* RECORD LIST:

▬▬▬

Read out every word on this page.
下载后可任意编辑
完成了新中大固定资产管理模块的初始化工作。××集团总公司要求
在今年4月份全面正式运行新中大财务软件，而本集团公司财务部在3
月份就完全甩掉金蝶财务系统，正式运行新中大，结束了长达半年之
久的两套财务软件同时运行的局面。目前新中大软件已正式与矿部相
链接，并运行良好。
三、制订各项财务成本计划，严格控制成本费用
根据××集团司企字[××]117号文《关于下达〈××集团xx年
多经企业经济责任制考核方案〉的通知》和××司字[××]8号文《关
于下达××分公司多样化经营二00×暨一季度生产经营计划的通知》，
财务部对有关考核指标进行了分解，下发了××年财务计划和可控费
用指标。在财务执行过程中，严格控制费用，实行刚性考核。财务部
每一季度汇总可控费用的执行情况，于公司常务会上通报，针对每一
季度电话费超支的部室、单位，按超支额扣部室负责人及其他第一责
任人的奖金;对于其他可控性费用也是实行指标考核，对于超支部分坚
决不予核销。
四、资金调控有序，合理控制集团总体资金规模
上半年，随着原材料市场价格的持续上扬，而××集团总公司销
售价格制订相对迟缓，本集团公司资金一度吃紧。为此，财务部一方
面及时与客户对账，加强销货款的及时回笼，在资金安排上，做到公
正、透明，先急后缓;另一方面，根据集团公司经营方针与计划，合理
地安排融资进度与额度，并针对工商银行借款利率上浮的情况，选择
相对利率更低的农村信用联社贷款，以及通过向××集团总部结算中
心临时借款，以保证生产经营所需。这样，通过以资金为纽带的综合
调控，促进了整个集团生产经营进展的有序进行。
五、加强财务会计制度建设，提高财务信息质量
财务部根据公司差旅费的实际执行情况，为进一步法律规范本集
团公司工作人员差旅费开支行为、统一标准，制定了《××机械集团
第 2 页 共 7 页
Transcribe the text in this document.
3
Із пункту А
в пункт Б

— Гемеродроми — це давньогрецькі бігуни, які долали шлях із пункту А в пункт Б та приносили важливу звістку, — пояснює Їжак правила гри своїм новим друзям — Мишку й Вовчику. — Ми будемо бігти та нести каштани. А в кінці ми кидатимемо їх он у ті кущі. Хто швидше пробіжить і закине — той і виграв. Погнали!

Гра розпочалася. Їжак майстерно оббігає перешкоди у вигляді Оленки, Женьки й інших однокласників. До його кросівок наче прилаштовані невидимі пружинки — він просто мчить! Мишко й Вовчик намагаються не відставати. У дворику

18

▬▬▬

* PROBLEM REQUIREMENTS: Exactly reproduce all of the entries above.

* EXERCISE RESULT:
Read out every word on this page.
下载后可任意编辑
完成了新中大固定资产管理模块的初始化工作。××集团总公司要求
在今年4月份全面正式运行新中大财务软件，而本集团公司财务部在3
月份就完全甩掉金蝶财务系统，正式运行新中大，结束了长达半年之
久的两套财务软件同时运行的局面。目前新中大软件已正式与矿部相
链接，并运行良好。
三、制订各项财务成本计划，严格控制成本费用
根据××集团司企字[××]117号文《关于下达〈××集团xx年
多经企业经济责任制考核方案〉的通知》和××司字[××]8号文《关
于下达××分公司多样化经营二00×暨一季度生产经营计划的通知》，
财务部对有关考核指标进行了分解，下发了××年财务计划和可控费
用指标。在财务执行过程中，严格控制费用，实行刚性考核。财务部
每一季度汇总可控费用的执行情况，于公司常务会上通报，针对每一
季度电话费超支的部室、单位，按超支额扣部室负责人及其他第一责
任人的奖金;对于其他可控性费用也是实行指标考核，对于超支部分坚
决不予核销。
四、资金调控有序，合理控制集团总体资金规模
上半年，随着原材料市场价格的持续上扬，而××集团总公司销
售价格制订相对迟缓，本集团公司资金一度吃紧。为此，财务部一方
面及时与客户对账，加强销货款的及时回笼，在资金安排上，做到公
正、透明，先急后缓;另一方面，根据集团公司经营方针与计划，合理
地安排融资进度与额度，并针对工商银行借款利率上浮的情况，选择
相对利率更低的农村信用联社贷款，以及通过向××集团总部结算中
心临时借款，以保证生产经营所需。这样，通过以资金为纽带的综合
调控，促进了整个集团生产经营进展的有序进行。
五、加强财务会计制度建设，提高财务信息质量
财务部根据公司差旅费的实际执行情况，为进一步法律规范本集
团公司工作人员差旅费开支行为、统一标准，制定了《××机械集团
第 2 页 共 7 页
Transcribe the text in this document.
3
Із пункту А
в пункт Б

— Гемеродроми — це давньогрецькі бігуни, які долали шлях із пункту А в пункт Б та приносили важливу звістку, — пояснює Їжак правила гри своїм новим друзям — Мишку й Вовчику. — Ми будемо бігти та нести каштани. А в кінці ми кидатимемо їх он у ті кущі. Хто швидше пробіжить і закине — той і виграв. Погнали!

Гра розпочалася. Їжак майстерно оббігає перешкоди у вигляді Оленки, Женьки й інших однокласників. До його кросівок наче прилаштовані невидимі пружинки — він просто мчить! Мишко й Вовчик намагаються не відставати. У дворику

18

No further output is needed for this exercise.